(Dataset records)
=======

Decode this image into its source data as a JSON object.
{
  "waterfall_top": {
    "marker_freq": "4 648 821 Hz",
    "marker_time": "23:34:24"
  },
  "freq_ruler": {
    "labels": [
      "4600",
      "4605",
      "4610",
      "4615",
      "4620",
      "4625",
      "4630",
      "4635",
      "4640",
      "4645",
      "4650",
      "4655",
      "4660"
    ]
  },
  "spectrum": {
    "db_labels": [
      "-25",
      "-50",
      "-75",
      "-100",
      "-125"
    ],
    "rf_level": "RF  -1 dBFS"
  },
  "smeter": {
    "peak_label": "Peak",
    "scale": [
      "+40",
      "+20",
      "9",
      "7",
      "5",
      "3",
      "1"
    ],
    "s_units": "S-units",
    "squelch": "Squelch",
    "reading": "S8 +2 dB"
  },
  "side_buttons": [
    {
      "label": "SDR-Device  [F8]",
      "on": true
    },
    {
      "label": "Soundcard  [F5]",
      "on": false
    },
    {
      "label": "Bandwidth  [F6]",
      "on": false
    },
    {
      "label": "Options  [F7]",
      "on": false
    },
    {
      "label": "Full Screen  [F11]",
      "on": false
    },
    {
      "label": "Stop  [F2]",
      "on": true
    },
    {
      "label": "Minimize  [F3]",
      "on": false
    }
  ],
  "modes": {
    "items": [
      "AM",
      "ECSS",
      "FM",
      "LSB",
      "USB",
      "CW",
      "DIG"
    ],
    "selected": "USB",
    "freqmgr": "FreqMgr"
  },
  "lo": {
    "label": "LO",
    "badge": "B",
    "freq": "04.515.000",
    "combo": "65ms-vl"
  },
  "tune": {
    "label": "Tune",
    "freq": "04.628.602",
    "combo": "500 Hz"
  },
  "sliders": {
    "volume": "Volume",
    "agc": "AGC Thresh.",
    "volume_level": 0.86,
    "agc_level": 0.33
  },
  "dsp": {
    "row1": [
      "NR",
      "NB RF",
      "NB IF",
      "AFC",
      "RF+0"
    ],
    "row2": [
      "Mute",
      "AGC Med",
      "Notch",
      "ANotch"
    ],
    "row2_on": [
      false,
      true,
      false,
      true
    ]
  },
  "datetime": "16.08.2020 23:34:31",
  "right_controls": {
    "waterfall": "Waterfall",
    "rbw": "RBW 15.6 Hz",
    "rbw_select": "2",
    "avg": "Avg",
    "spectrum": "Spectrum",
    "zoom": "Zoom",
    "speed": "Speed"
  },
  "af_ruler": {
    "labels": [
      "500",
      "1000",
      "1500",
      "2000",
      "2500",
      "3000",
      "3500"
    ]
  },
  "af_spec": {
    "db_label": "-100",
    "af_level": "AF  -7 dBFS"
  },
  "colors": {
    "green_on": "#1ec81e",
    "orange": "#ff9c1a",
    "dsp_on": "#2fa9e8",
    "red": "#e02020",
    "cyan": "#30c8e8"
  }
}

=======

=== PROBLEM DETAILS ===
Recopy all the lines exactly as they appear.

=== RESULT OF THIS TASK ===
Decode this image into its source data as a JSON object.
{
  "waterfall_top": {
    "marker_freq": "4 648 821 Hz",
    "marker_time": "23:34:24"
  },
  "freq_ruler": {
    "labels": [
      "4600",
      "4605",
      "4610",
      "4615",
      "4620",
      "4625",
      "4630",
      "4635",
      "4640",
      "4645",
      "4650",
      "4655",
      "4660"
    ]
  },
  "spectrum": {
    "db_labels": [
      "-25",
      "-50",
      "-75",
      "-100",
      "-125"
    ],
    "rf_level": "RF  -1 dBFS"
  },
  "smeter": {
    "peak_label": "Peak",
    "scale": [
      "+40",
      "+20",
      "9",
      "7",
      "5",
      "3",
      "1"
    ],
    "s_units": "S-units",
    "squelch": "Squelch",
    "reading": "S8 +2 dB"
  },
  "side_buttons": [
    {
      "label": "SDR-Device  [F8]",
      "on": true
    },
    {
      "label": "Soundcard  [F5]",
      "on": false
    },
    {
      "label": "Bandwidth  [F6]",
      "on": false
    },
    {
      "label": "Options  [F7]",
      "on": false
    },
    {
      "label": "Full Screen  [F11]",
      "on": false
    },
    {
      "label": "Stop  [F2]",
      "on": true
    },
    {
      "label": "Minimize  [F3]",
      "on": false
    }
  ],
  "modes": {
    "items": [
      "AM",
      "ECSS",
      "FM",
      "LSB",
      "USB",
      "CW",
      "DIG"
    ],
    "selected": "USB",
    "freqmgr": "FreqMgr"
  },
  "lo": {
    "label": "LO",
    "badge": "B",
    "freq": "04.515.000",
    "combo": "65ms-vl"
  },
  "tune": {
    "label": "Tune",
    "freq": "04.628.602",
    "combo": "500 Hz"
  },
  "sliders": {
    "volume": "Volume",
    "agc": "AGC Thresh.",
    "volume_level": 0.86,
    "agc_level": 0.33
  },
  "dsp": {
    "row1": [
      "NR",
      "NB RF",
      "NB IF",
      "AFC",
      "RF+0"
    ],
    "row2": [
      "Mute",
      "AGC Med",
      "Notch",
      "ANotch"
    ],
    "row2_on": [
      false,
      true,
      false,
      true
    ]
  },
  "datetime": "16.08.2020 23:34:31",
  "right_controls": {
    "waterfall": "Waterfall",
    "rbw": "RBW 15.6 Hz",
    "rbw_select": "2",
    "avg": "Avg",
    "spectrum": "Spectrum",
    "zoom": "Zoom",
    "speed": "Speed"
  },
  "af_ruler": {
    "labels": [
      "500",
      "1000",
      "1500",
      "2000",
      "2500",
      "3000",
      "3500"
    ]
  },
  "af_spec": {
    "db_label": "-100",
    "af_level": "AF  -7 dBFS"
  },
  "colors": {
    "green_on": "#1ec81e",
    "orange": "#ff9c1a",
    "dsp_on": "#2fa9e8",
    "red": "#e02020",
    "cyan": "#30c8e8"
  }
}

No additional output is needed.